WHAT YOU NEED TO DO
Reproduce each of the lines word for word.

DATA SUPPLIED
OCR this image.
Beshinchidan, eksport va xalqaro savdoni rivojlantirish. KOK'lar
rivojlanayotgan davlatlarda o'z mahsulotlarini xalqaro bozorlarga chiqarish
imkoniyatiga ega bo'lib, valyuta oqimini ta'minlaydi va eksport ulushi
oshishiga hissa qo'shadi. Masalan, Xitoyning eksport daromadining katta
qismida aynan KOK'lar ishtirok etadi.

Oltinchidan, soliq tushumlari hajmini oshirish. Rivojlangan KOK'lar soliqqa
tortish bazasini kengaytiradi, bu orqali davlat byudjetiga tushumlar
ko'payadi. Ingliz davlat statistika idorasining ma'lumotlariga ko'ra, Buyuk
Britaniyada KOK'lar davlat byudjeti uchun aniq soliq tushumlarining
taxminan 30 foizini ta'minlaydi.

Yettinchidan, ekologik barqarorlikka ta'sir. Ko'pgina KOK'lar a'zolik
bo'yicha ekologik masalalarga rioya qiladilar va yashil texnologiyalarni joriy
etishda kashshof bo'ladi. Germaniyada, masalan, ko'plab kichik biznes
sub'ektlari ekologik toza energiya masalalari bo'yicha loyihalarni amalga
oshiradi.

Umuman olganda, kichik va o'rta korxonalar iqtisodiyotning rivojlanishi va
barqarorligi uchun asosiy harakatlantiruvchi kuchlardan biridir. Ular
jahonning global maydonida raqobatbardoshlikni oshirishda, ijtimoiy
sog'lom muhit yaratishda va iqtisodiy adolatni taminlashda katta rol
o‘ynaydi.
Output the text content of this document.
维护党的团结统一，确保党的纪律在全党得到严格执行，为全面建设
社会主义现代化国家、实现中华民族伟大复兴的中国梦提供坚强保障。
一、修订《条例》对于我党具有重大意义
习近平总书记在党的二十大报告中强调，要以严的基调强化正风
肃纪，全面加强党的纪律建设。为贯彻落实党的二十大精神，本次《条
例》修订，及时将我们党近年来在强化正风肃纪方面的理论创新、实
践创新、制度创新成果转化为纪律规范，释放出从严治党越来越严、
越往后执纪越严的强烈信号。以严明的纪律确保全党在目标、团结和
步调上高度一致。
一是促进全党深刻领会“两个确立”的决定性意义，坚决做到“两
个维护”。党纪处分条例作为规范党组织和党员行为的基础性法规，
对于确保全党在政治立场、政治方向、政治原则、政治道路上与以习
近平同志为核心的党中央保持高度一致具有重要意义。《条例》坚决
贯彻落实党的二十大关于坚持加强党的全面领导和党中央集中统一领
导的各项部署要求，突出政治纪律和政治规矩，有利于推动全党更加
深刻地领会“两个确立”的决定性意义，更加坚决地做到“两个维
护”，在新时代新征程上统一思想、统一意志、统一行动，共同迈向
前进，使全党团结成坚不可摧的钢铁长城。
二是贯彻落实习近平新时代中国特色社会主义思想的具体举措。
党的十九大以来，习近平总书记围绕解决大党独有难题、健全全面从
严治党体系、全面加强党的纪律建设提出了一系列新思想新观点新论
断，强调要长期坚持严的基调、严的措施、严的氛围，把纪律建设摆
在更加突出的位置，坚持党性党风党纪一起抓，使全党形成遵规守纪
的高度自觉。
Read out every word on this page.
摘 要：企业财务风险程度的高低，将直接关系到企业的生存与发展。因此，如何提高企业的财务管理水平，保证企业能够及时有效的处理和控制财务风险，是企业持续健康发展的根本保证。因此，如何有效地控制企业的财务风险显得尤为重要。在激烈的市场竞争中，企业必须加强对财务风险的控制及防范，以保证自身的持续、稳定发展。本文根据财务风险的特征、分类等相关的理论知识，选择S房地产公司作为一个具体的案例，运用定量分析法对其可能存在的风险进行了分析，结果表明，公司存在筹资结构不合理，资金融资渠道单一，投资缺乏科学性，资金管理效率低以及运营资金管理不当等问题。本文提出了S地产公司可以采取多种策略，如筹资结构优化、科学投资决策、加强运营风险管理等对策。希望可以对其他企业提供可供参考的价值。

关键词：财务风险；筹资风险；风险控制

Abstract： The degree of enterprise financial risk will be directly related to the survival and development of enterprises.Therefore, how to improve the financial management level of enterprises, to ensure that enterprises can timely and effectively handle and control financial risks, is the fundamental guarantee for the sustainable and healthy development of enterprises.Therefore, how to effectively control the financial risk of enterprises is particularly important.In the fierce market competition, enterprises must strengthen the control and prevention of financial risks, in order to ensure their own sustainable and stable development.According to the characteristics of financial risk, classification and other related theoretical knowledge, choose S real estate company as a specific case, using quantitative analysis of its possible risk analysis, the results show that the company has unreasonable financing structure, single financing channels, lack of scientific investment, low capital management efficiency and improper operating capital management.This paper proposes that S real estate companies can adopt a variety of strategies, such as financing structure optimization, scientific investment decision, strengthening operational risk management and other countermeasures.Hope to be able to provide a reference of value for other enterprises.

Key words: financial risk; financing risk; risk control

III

EXERCISE SOLUTION
OCR this image.
Beshinchidan, eksport va xalqaro savdoni rivojlantirish. KOK'lar
rivojlanayotgan davlatlarda o'z mahsulotlarini xalqaro bozorlarga chiqarish
imkoniyatiga ega bo'lib, valyuta oqimini ta'minlaydi va eksport ulushi
oshishiga hissa qo'shadi. Masalan, Xitoyning eksport daromadining katta
qismida aynan KOK'lar ishtirok etadi.

Oltinchidan, soliq tushumlari hajmini oshirish. Rivojlangan KOK'lar soliqqa
tortish bazasini kengaytiradi, bu orqali davlat byudjetiga tushumlar
ko'payadi. Ingliz davlat statistika idorasining ma'lumotlariga ko'ra, Buyuk
Britaniyada KOK'lar davlat byudjeti uchun aniq soliq tushumlarining
taxminan 30 foizini ta'minlaydi.

Yettinchidan, ekologik barqarorlikka ta'sir. Ko'pgina KOK'lar a'zolik
bo'yicha ekologik masalalarga rioya qiladilar va yashil texnologiyalarni joriy
etishda kashshof bo'ladi. Germaniyada, masalan, ko'plab kichik biznes
sub'ektlari ekologik toza energiya masalalari bo'yicha loyihalarni amalga
oshiradi.

Umuman olganda, kichik va o'rta korxonalar iqtisodiyotning rivojlanishi va
barqarorligi uchun asosiy harakatlantiruvchi kuchlardan biridir. Ular
jahonning global maydonida raqobatbardoshlikni oshirishda, ijtimoiy
sog'lom muhit yaratishda va iqtisodiy adolatni taminlashda katta rol
o‘ynaydi.
Output the text content of this document.
维护党的团结统一，确保党的纪律在全党得到严格执行，为全面建设
社会主义现代化国家、实现中华民族伟大复兴的中国梦提供坚强保障。
一、修订《条例》对于我党具有重大意义
习近平总书记在党的二十大报告中强调，要以严的基调强化正风
肃纪，全面加强党的纪律建设。为贯彻落实党的二十大精神，本次《条
例》修订，及时将我们党近年来在强化正风肃纪方面的理论创新、实
践创新、制度创新成果转化为纪律规范，释放出从严治党越来越严、
越往后执纪越严的强烈信号。以严明的纪律确保全党在目标、团结和
步调上高度一致。
一是促进全党深刻领会“两个确立”的决定性意义，坚决做到“两
个维护”。党纪处分条例作为规范党组织和党员行为的基础性法规，
对于确保全党在政治立场、政治方向、政治原则、政治道路上与以习
近平同志为核心的党中央保持高度一致具有重要意义。《条例》坚决
贯彻落实党的二十大关于坚持加强党的全面领导和党中央集中统一领
导的各项部署要求，突出政治纪律和政治规矩，有利于推动全党更加
深刻地领会“两个确立”的决定性意义，更加坚决地做到“两个维
护”，在新时代新征程上统一思想、统一意志、统一行动，共同迈向
前进，使全党团结成坚不可摧的钢铁长城。
二是贯彻落实习近平新时代中国特色社会主义思想的具体举措。
党的十九大以来，习近平总书记围绕解决大党独有难题、健全全面从
严治党体系、全面加强党的纪律建设提出了一系列新思想新观点新论
断，强调要长期坚持严的基调、严的措施、严的氛围，把纪律建设摆
在更加突出的位置，坚持党性党风党纪一起抓，使全党形成遵规守纪
的高度自觉。
Read out every word on this page.
摘 要：企业财务风险程度的高低，将直接关系到企业的生存与发展。因此，如何提高企业的财务管理水平，保证企业能够及时有效的处理和控制财务风险，是企业持续健康发展的根本保证。因此，如何有效地控制企业的财务风险显得尤为重要。在激烈的市场竞争中，企业必须加强对财务风险的控制及防范，以保证自身的持续、稳定发展。本文根据财务风险的特征、分类等相关的理论知识，选择S房地产公司作为一个具体的案例，运用定量分析法对其可能存在的风险进行了分析，结果表明，公司存在筹资结构不合理，资金融资渠道单一，投资缺乏科学性，资金管理效率低以及运营资金管理不当等问题。本文提出了S地产公司可以采取多种策略，如筹资结构优化、科学投资决策、加强运营风险管理等对策。希望可以对其他企业提供可供参考的价值。

关键词：财务风险；筹资风险；风险控制

Abstract： The degree of enterprise financial risk will be directly related to the survival and development of enterprises.Therefore, how to improve the financial management level of enterprises, to ensure that enterprises can timely and effectively handle and control financial risks, is the fundamental guarantee for the sustainable and healthy development of enterprises.Therefore, how to effectively control the financial risk of enterprises is particularly important.In the fierce market competition, enterprises must strengthen the control and prevention of financial risks, in order to ensure their own sustainable and stable development.According to the characteristics of financial risk, classification and other related theoretical knowledge, choose S real estate company as a specific case, using quantitative analysis of its possible risk analysis, the results show that the company has unreasonable financing structure, single financing channels, lack of scientific investment, low capital management efficiency and improper operating capital management.This paper proposes that S real estate companies can adopt a variety of strategies, such as financing structure optimization, scientific investment decision, strengthening operational risk management and other countermeasures.Hope to be able to provide a reference of value for other enterprises.

Key words: financial risk; financing risk; risk control

III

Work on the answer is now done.